Stated exercise:
Identify every line in the records below that contains the word "национальности", and copy each of those lines.

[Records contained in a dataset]
▼▼▼

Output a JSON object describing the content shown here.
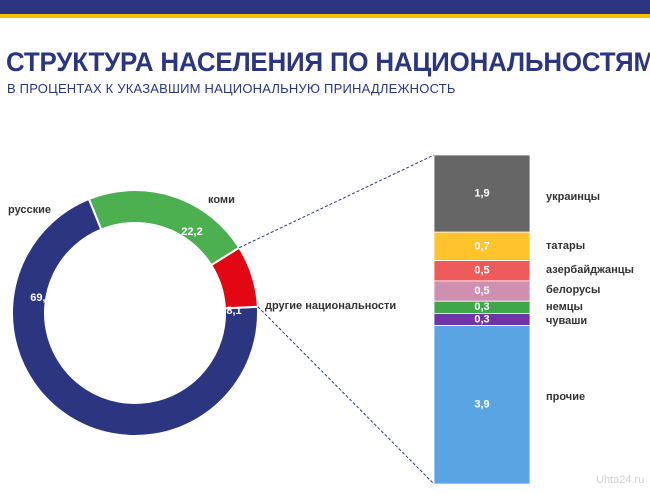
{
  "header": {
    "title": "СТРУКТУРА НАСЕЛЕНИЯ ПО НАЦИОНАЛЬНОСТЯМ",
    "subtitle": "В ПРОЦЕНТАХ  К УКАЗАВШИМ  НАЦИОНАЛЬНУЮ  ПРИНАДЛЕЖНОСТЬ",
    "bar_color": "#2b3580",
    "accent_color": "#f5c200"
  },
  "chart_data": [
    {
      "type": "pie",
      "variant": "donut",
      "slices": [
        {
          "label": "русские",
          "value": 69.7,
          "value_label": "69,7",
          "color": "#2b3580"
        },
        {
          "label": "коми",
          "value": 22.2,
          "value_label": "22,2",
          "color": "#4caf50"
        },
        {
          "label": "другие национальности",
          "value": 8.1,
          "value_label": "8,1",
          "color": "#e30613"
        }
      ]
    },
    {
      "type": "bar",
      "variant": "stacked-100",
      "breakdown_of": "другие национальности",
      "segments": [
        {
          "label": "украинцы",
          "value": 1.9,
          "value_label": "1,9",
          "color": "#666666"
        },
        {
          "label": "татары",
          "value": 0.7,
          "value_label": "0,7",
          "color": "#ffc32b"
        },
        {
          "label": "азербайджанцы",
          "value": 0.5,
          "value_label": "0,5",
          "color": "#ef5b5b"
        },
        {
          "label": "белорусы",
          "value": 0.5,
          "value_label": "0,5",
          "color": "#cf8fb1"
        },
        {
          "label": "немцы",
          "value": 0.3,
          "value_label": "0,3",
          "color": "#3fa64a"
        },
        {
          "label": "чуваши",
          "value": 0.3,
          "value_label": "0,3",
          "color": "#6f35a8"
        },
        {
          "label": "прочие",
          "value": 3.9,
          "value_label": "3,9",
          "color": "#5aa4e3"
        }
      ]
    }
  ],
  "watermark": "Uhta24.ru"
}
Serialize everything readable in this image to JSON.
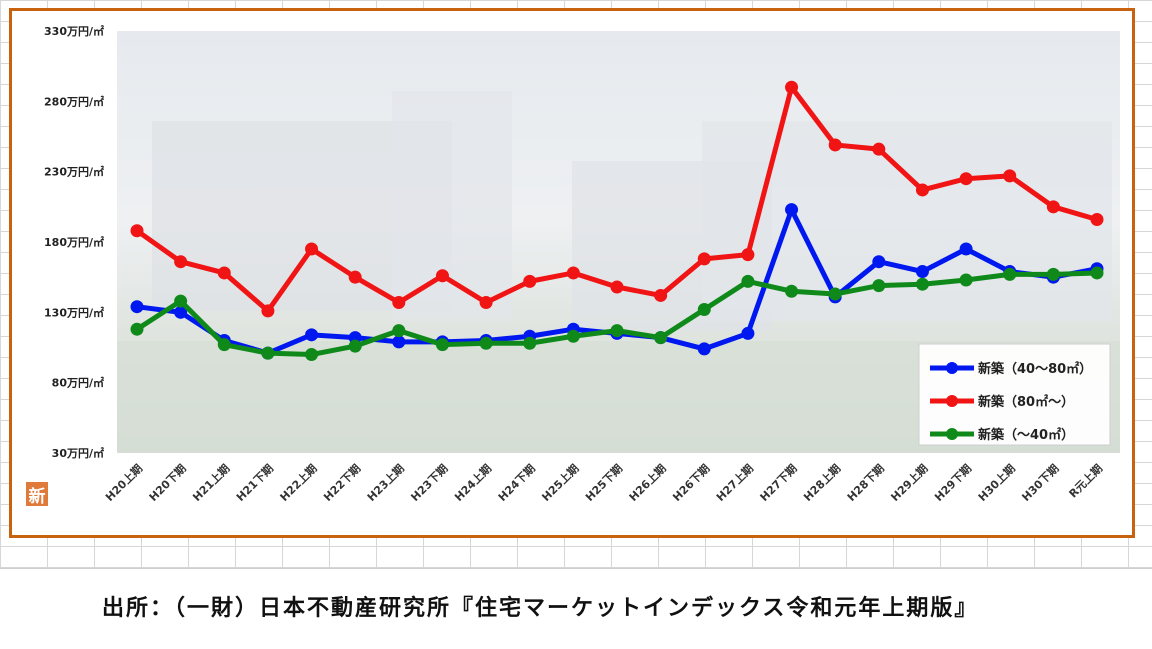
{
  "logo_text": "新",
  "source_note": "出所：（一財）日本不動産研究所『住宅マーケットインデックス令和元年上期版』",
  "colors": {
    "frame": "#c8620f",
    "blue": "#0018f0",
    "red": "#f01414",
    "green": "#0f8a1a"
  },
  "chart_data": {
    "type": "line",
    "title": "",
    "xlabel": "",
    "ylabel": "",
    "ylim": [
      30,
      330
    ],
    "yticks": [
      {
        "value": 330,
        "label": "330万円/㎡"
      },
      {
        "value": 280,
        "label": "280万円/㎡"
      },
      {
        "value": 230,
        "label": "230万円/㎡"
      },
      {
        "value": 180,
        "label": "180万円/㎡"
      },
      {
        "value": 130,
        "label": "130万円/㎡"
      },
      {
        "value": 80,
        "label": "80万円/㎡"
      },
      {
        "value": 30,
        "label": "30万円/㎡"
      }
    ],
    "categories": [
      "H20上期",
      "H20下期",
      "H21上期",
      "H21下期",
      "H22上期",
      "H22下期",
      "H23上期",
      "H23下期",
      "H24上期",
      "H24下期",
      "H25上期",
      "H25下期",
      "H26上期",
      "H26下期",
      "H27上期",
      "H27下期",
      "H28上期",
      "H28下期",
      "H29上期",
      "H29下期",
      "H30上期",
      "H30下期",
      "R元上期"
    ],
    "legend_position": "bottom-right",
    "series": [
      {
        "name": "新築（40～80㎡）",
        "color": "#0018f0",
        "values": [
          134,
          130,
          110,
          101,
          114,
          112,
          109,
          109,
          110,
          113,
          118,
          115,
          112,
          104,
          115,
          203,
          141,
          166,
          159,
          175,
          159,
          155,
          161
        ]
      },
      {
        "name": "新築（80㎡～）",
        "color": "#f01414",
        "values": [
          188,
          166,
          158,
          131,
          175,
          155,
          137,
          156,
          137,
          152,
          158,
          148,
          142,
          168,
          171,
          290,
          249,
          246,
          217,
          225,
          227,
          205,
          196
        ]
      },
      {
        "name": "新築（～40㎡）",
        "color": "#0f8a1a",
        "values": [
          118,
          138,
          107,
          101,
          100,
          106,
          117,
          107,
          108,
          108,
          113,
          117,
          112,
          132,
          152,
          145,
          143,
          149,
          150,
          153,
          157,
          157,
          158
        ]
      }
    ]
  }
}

▲▲▲

Right answer:
          "label": "другие национальности",
      "breakdown_of": "другие национальности",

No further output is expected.